(GIVEN EXERCISE):
Write out the entries verbatim and leave the images out of the copy.

Dataset records

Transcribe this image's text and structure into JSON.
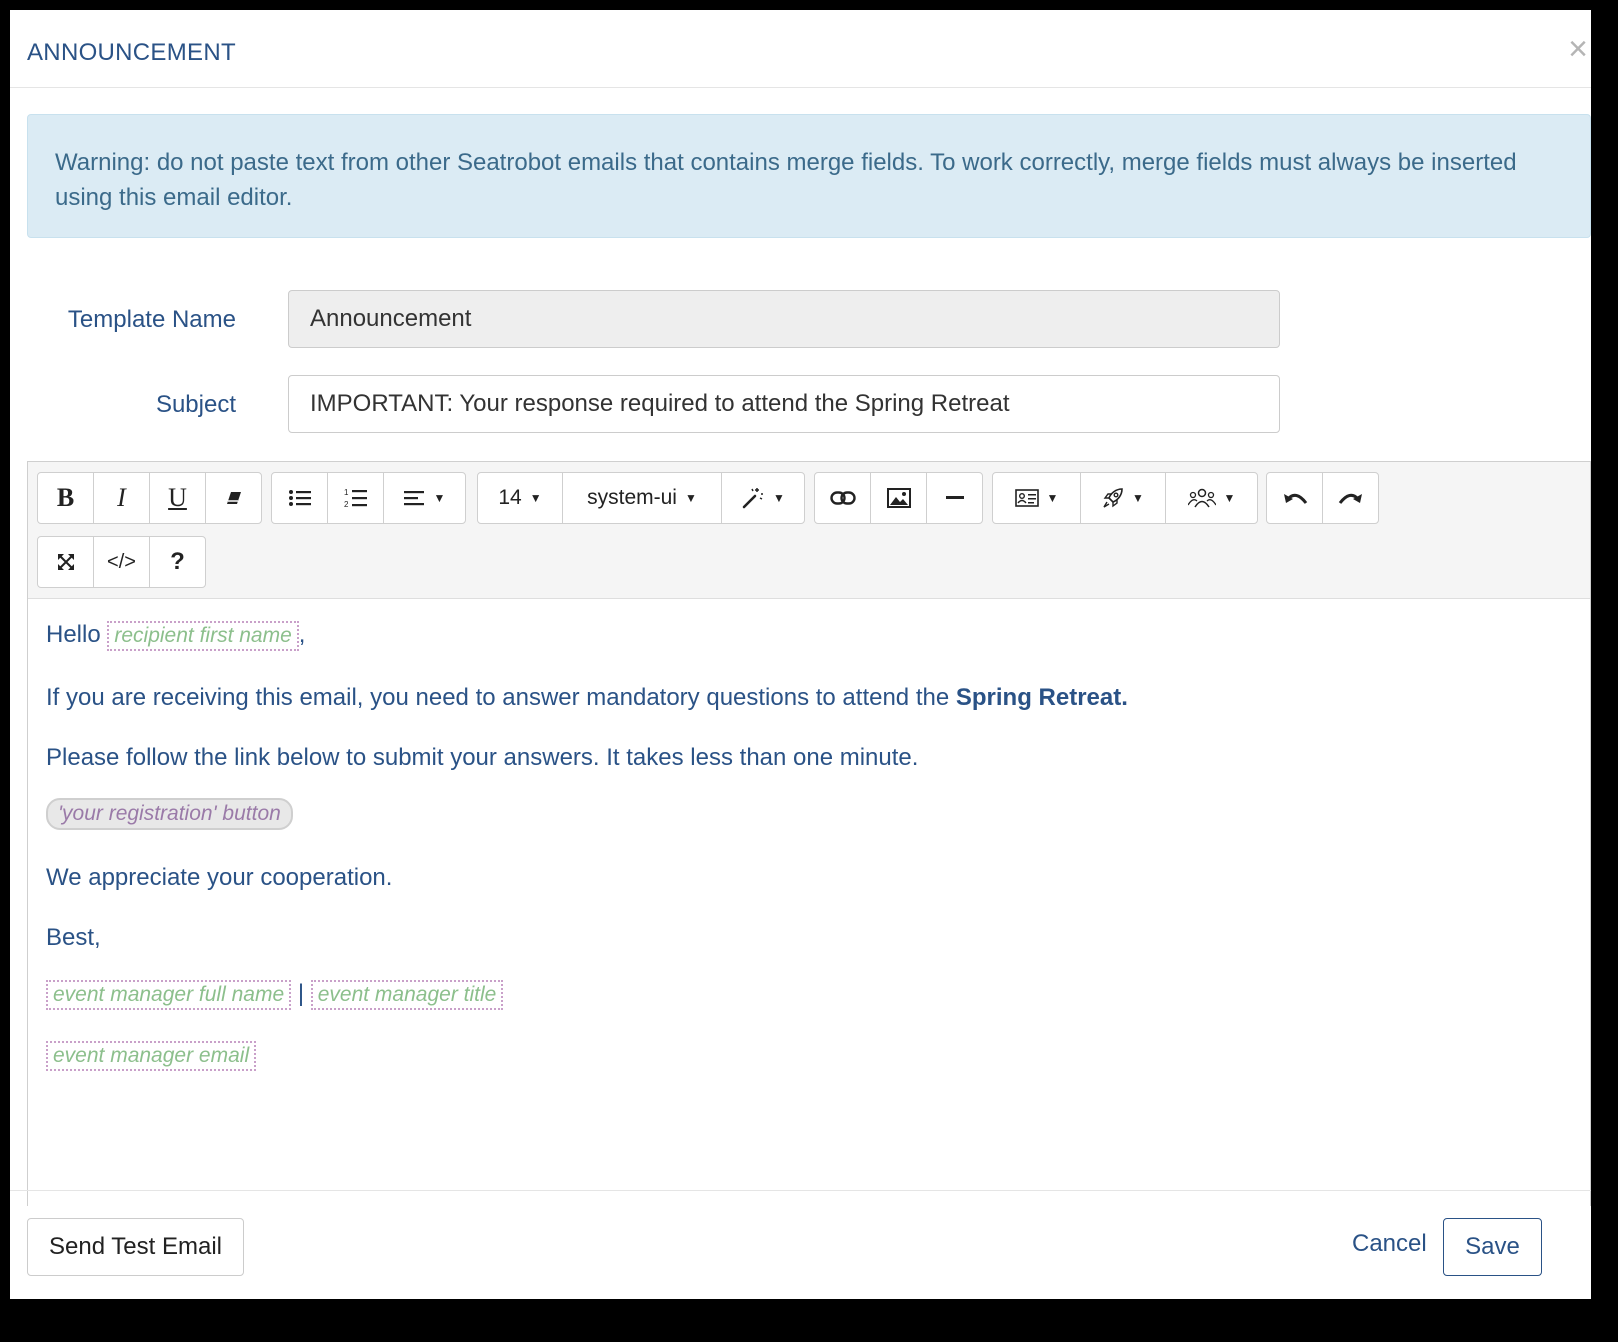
{
  "modal": {
    "title": "ANNOUNCEMENT",
    "close_symbol": "×"
  },
  "warning": {
    "text": "Warning: do not paste text from other Seatrobot emails that contains merge fields. To work correctly, merge fields must always be inserted using this email editor."
  },
  "form": {
    "template_name_label": "Template Name",
    "template_name_value": "Announcement",
    "subject_label": "Subject",
    "subject_value": "IMPORTANT: Your response required to attend the Spring Retreat"
  },
  "toolbar": {
    "bold": "B",
    "italic": "I",
    "underline": "U",
    "font_size": "14",
    "font_family": "system-ui",
    "code_view": "</>",
    "help": "?",
    "icons": [
      "bold-icon",
      "italic-icon",
      "underline-icon",
      "eraser-icon",
      "unordered-list-icon",
      "ordered-list-icon",
      "align-icon",
      "magic-wand-icon",
      "link-icon",
      "image-icon",
      "horizontal-rule-icon",
      "contact-card-icon",
      "rocket-icon",
      "people-icon",
      "undo-icon",
      "redo-icon",
      "fullscreen-icon",
      "code-icon",
      "help-icon"
    ]
  },
  "body": {
    "greeting": "Hello",
    "greeting_merge": "recipient first name",
    "greeting_comma": ",",
    "para1_text": "If you are receiving this email, you need to answer mandatory questions to attend the",
    "para1_bold": "Spring Retreat.",
    "para2": "Please follow the link below to submit your answers. It takes less than one minute.",
    "registration_button": "'your registration' button",
    "para3": "We appreciate your cooperation.",
    "closing": "Best,",
    "manager_name": "event manager full name",
    "separator": "|",
    "manager_title": "event manager title",
    "manager_email": "event manager email"
  },
  "footer": {
    "send_test": "Send Test Email",
    "cancel": "Cancel",
    "save": "Save"
  },
  "colors": {
    "brand_text": "#2a5286",
    "warning_bg": "#dbebf4",
    "merge_field_text": "#8cbf8c",
    "merge_field_border": "#c9a0c9"
  }
}
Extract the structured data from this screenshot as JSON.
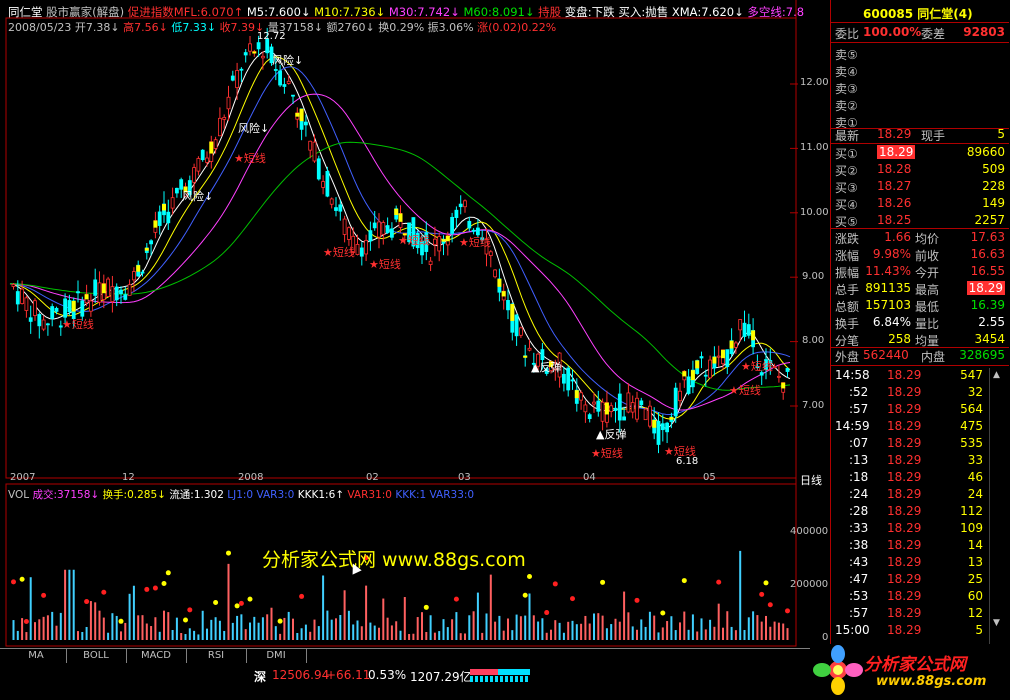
{
  "header": {
    "stock_name": "同仁堂",
    "indicator_title": "股市赢家(解盘)",
    "indicator_label": "促进指数MFL:6.070↑",
    "ma5": "M5:7.600↓",
    "ma10": "M10:7.736↓",
    "ma30": "M30:7.742↓",
    "ma60": "M60:8.091↓",
    "hold": "持股",
    "change_state": "变盘:下跌",
    "buy_sell": "买入:抛售",
    "xma": "XMA:7.620↓",
    "bull_bear": "多空线:7.8"
  },
  "subheader": {
    "date": "2008/05/23",
    "open": "开7.38↓",
    "high": "高7.56↓",
    "low": "低7.33↓",
    "close": "收7.39↓",
    "volume": "量37158↓",
    "amount": "额2760↓",
    "turnover": "换0.29%",
    "amplitude": "振3.06%",
    "change": "涨(0.02)0.22%"
  },
  "chart_annotations": {
    "peak_price": "12.72",
    "low_price": "6.18",
    "risk": "风险↓",
    "risk2": "风险",
    "short_line": "★短线",
    "rebound": "▲反弹",
    "watermark": "分析家公式网 www.88gs.com",
    "daily_label": "日线"
  },
  "price_axis": [
    "12.00",
    "11.00",
    "10.00",
    "9.00",
    "8.00",
    "7.00"
  ],
  "date_axis": [
    "2007",
    "12",
    "2008",
    "02",
    "03",
    "04",
    "05"
  ],
  "vol_header": {
    "vol": "VOL",
    "deal": "成交:37158↓",
    "turn": "换手:0.285↓",
    "circ": "流通:1.302",
    "l1": "LJ1:0",
    "var3": "VAR3:0",
    "kkk1": "KKK1:6↑",
    "var31": "VAR31:0",
    "kkk": "KKK:1",
    "var33": "VAR33:0"
  },
  "vol_axis": [
    "400000",
    "200000",
    "0"
  ],
  "tabs": [
    "MA",
    "BOLL",
    "MACD",
    "RSI",
    "DMI"
  ],
  "quote": {
    "code_name": "600085 同仁堂(4)",
    "weibi_label": "委比",
    "weibi_value": "100.00%",
    "weicha_label": "委差",
    "weicha_value": "92803",
    "sell_levels": [
      "卖⑤",
      "卖④",
      "卖③",
      "卖②",
      "卖①"
    ],
    "last_label": "最新",
    "last_value": "18.29",
    "cur_label": "现手",
    "cur_value": "5",
    "buy_levels": [
      {
        "label": "买①",
        "price": "18.29",
        "vol": "89660"
      },
      {
        "label": "买②",
        "price": "18.28",
        "vol": "509"
      },
      {
        "label": "买③",
        "price": "18.27",
        "vol": "228"
      },
      {
        "label": "买④",
        "price": "18.26",
        "vol": "149"
      },
      {
        "label": "买⑤",
        "price": "18.25",
        "vol": "2257"
      }
    ],
    "stats": [
      {
        "l1": "涨跌",
        "v1": "1.66",
        "l2": "均价",
        "v2": "17.63"
      },
      {
        "l1": "涨幅",
        "v1": "9.98%",
        "l2": "前收",
        "v2": "16.63"
      },
      {
        "l1": "振幅",
        "v1": "11.43%",
        "l2": "今开",
        "v2": "16.55"
      },
      {
        "l1": "总手",
        "v1": "891135",
        "l2": "最高",
        "v2": "18.29"
      },
      {
        "l1": "总额",
        "v1": "157103",
        "l2": "最低",
        "v2": "16.39"
      },
      {
        "l1": "换手",
        "v1": "6.84%",
        "l2": "量比",
        "v2": "2.55"
      },
      {
        "l1": "分笔",
        "v1": "258",
        "l2": "均量",
        "v2": "3454"
      }
    ],
    "outer_label": "外盘",
    "outer_value": "562440",
    "inner_label": "内盘",
    "inner_value": "328695",
    "ticks": [
      {
        "t": "14:58",
        "p": "18.29",
        "v": "547"
      },
      {
        "t": ":52",
        "p": "18.29",
        "v": "32"
      },
      {
        "t": ":57",
        "p": "18.29",
        "v": "564"
      },
      {
        "t": "14:59",
        "p": "18.29",
        "v": "475"
      },
      {
        "t": ":07",
        "p": "18.29",
        "v": "535"
      },
      {
        "t": ":13",
        "p": "18.29",
        "v": "33"
      },
      {
        "t": ":18",
        "p": "18.29",
        "v": "46"
      },
      {
        "t": ":24",
        "p": "18.29",
        "v": "24"
      },
      {
        "t": ":28",
        "p": "18.29",
        "v": "112"
      },
      {
        "t": ":33",
        "p": "18.29",
        "v": "109"
      },
      {
        "t": ":38",
        "p": "18.29",
        "v": "14"
      },
      {
        "t": ":43",
        "p": "18.29",
        "v": "13"
      },
      {
        "t": ":47",
        "p": "18.29",
        "v": "25"
      },
      {
        "t": ":53",
        "p": "18.29",
        "v": "60"
      },
      {
        "t": ":57",
        "p": "18.29",
        "v": "12"
      },
      {
        "t": "15:00",
        "p": "18.29",
        "v": "5"
      }
    ]
  },
  "status": {
    "market": "深",
    "index": "12506.94",
    "delta": "+66.11",
    "pct": "0.53%",
    "amount": "1207.29亿"
  },
  "logo": {
    "text": "分析家公式网",
    "url": "www.88gs.com"
  }
}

(TASK RESULT):
Transcribe this image's text and structure into JSON.
{
  "modal": {
    "title": "ANNOUNCEMENT",
    "close_symbol": "×"
  },
  "warning": {
    "text": "Warning: do not paste text from other Seatrobot emails that contains merge fields. To work correctly, merge fields must always be inserted using this email editor."
  },
  "form": {
    "template_name_label": "Template Name",
    "template_name_value": "Announcement",
    "subject_label": "Subject",
    "subject_value": "IMPORTANT: Your response required to attend the Spring Retreat"
  },
  "toolbar": {
    "bold": "B",
    "italic": "I",
    "underline": "U",
    "font_size": "14",
    "font_family": "system-ui",
    "code_view": "</>",
    "help": "?",
    "icons": [
      "bold-icon",
      "italic-icon",
      "underline-icon",
      "eraser-icon",
      "unordered-list-icon",
      "ordered-list-icon",
      "align-icon",
      "magic-wand-icon",
      "link-icon",
      "image-icon",
      "horizontal-rule-icon",
      "contact-card-icon",
      "rocket-icon",
      "people-icon",
      "undo-icon",
      "redo-icon",
      "fullscreen-icon",
      "code-icon",
      "help-icon"
    ]
  },
  "body": {
    "greeting": "Hello",
    "greeting_merge": "recipient first name",
    "greeting_comma": ",",
    "para1_text": "If you are receiving this email, you need to answer mandatory questions to attend the",
    "para1_bold": "Spring Retreat.",
    "para2": "Please follow the link below to submit your answers. It takes less than one minute.",
    "registration_button": "'your registration' button",
    "para3": "We appreciate your cooperation.",
    "closing": "Best,",
    "manager_name": "event manager full name",
    "separator": "|",
    "manager_title": "event manager title",
    "manager_email": "event manager email"
  },
  "footer": {
    "send_test": "Send Test Email",
    "cancel": "Cancel",
    "save": "Save"
  },
  "colors": {
    "brand_text": "#2a5286",
    "warning_bg": "#dbebf4",
    "merge_field_text": "#8cbf8c",
    "merge_field_border": "#c9a0c9"
  }
}
Extract the structured data from this screenshot as JSON.
{
  "header": {
    "stock_name": "同仁堂",
    "indicator_title": "股市赢家(解盘)",
    "indicator_label": "促进指数MFL:6.070↑",
    "ma5": "M5:7.600↓",
    "ma10": "M10:7.736↓",
    "ma30": "M30:7.742↓",
    "ma60": "M60:8.091↓",
    "hold": "持股",
    "change_state": "变盘:下跌",
    "buy_sell": "买入:抛售",
    "xma": "XMA:7.620↓",
    "bull_bear": "多空线:7.8"
  },
  "subheader": {
    "date": "2008/05/23",
    "open": "开7.38↓",
    "high": "高7.56↓",
    "low": "低7.33↓",
    "close": "收7.39↓",
    "volume": "量37158↓",
    "amount": "额2760↓",
    "turnover": "换0.29%",
    "amplitude": "振3.06%",
    "change": "涨(0.02)0.22%"
  },
  "chart_annotations": {
    "peak_price": "12.72",
    "low_price": "6.18",
    "risk": "风险↓",
    "risk2": "风险",
    "short_line": "★短线",
    "rebound": "▲反弹",
    "watermark": "分析家公式网 www.88gs.com",
    "daily_label": "日线"
  },
  "price_axis": [
    "12.00",
    "11.00",
    "10.00",
    "9.00",
    "8.00",
    "7.00"
  ],
  "date_axis": [
    "2007",
    "12",
    "2008",
    "02",
    "03",
    "04",
    "05"
  ],
  "vol_header": {
    "vol": "VOL",
    "deal": "成交:37158↓",
    "turn": "换手:0.285↓",
    "circ": "流通:1.302",
    "l1": "LJ1:0",
    "var3": "VAR3:0",
    "kkk1": "KKK1:6↑",
    "var31": "VAR31:0",
    "kkk": "KKK:1",
    "var33": "VAR33:0"
  },
  "vol_axis": [
    "400000",
    "200000",
    "0"
  ],
  "tabs": [
    "MA",
    "BOLL",
    "MACD",
    "RSI",
    "DMI"
  ],
  "quote": {
    "code_name": "600085 同仁堂(4)",
    "weibi_label": "委比",
    "weibi_value": "100.00%",
    "weicha_label": "委差",
    "weicha_value": "92803",
    "sell_levels": [
      "卖⑤",
      "卖④",
      "卖③",
      "卖②",
      "卖①"
    ],
    "last_label": "最新",
    "last_value": "18.29",
    "cur_label": "现手",
    "cur_value": "5",
    "buy_levels": [
      {
        "label": "买①",
        "price": "18.29",
        "vol": "89660"
      },
      {
        "label": "买②",
        "price": "18.28",
        "vol": "509"
      },
      {
        "label": "买③",
        "price": "18.27",
        "vol": "228"
      },
      {
        "label": "买④",
        "price": "18.26",
        "vol": "149"
      },
      {
        "label": "买⑤",
        "price": "18.25",
        "vol": "2257"
      }
    ],
    "stats": [
      {
        "l1": "涨跌",
        "v1": "1.66",
        "l2": "均价",
        "v2": "17.63"
      },
      {
        "l1": "涨幅",
        "v1": "9.98%",
        "l2": "前收",
        "v2": "16.63"
      },
      {
        "l1": "振幅",
        "v1": "11.43%",
        "l2": "今开",
        "v2": "16.55"
      },
      {
        "l1": "总手",
        "v1": "891135",
        "l2": "最高",
        "v2": "18.29"
      },
      {
        "l1": "总额",
        "v1": "157103",
        "l2": "最低",
        "v2": "16.39"
      },
      {
        "l1": "换手",
        "v1": "6.84%",
        "l2": "量比",
        "v2": "2.55"
      },
      {
        "l1": "分笔",
        "v1": "258",
        "l2": "均量",
        "v2": "3454"
      }
    ],
    "outer_label": "外盘",
    "outer_value": "562440",
    "inner_label": "内盘",
    "inner_value": "328695",
    "ticks": [
      {
        "t": "14:58",
        "p": "18.29",
        "v": "547"
      },
      {
        "t": ":52",
        "p": "18.29",
        "v": "32"
      },
      {
        "t": ":57",
        "p": "18.29",
        "v": "564"
      },
      {
        "t": "14:59",
        "p": "18.29",
        "v": "475"
      },
      {
        "t": ":07",
        "p": "18.29",
        "v": "535"
      },
      {
        "t": ":13",
        "p": "18.29",
        "v": "33"
      },
      {
        "t": ":18",
        "p": "18.29",
        "v": "46"
      },
      {
        "t": ":24",
        "p": "18.29",
        "v": "24"
      },
      {
        "t": ":28",
        "p": "18.29",
        "v": "112"
      },
      {
        "t": ":33",
        "p": "18.29",
        "v": "109"
      },
      {
        "t": ":38",
        "p": "18.29",
        "v": "14"
      },
      {
        "t": ":43",
        "p": "18.29",
        "v": "13"
      },
      {
        "t": ":47",
        "p": "18.29",
        "v": "25"
      },
      {
        "t": ":53",
        "p": "18.29",
        "v": "60"
      },
      {
        "t": ":57",
        "p": "18.29",
        "v": "12"
      },
      {
        "t": "15:00",
        "p": "18.29",
        "v": "5"
      }
    ]
  },
  "status": {
    "market": "深",
    "index": "12506.94",
    "delta": "+66.11",
    "pct": "0.53%",
    "amount": "1207.29亿"
  },
  "logo": {
    "text": "分析家公式网",
    "url": "www.88gs.com"
  }
}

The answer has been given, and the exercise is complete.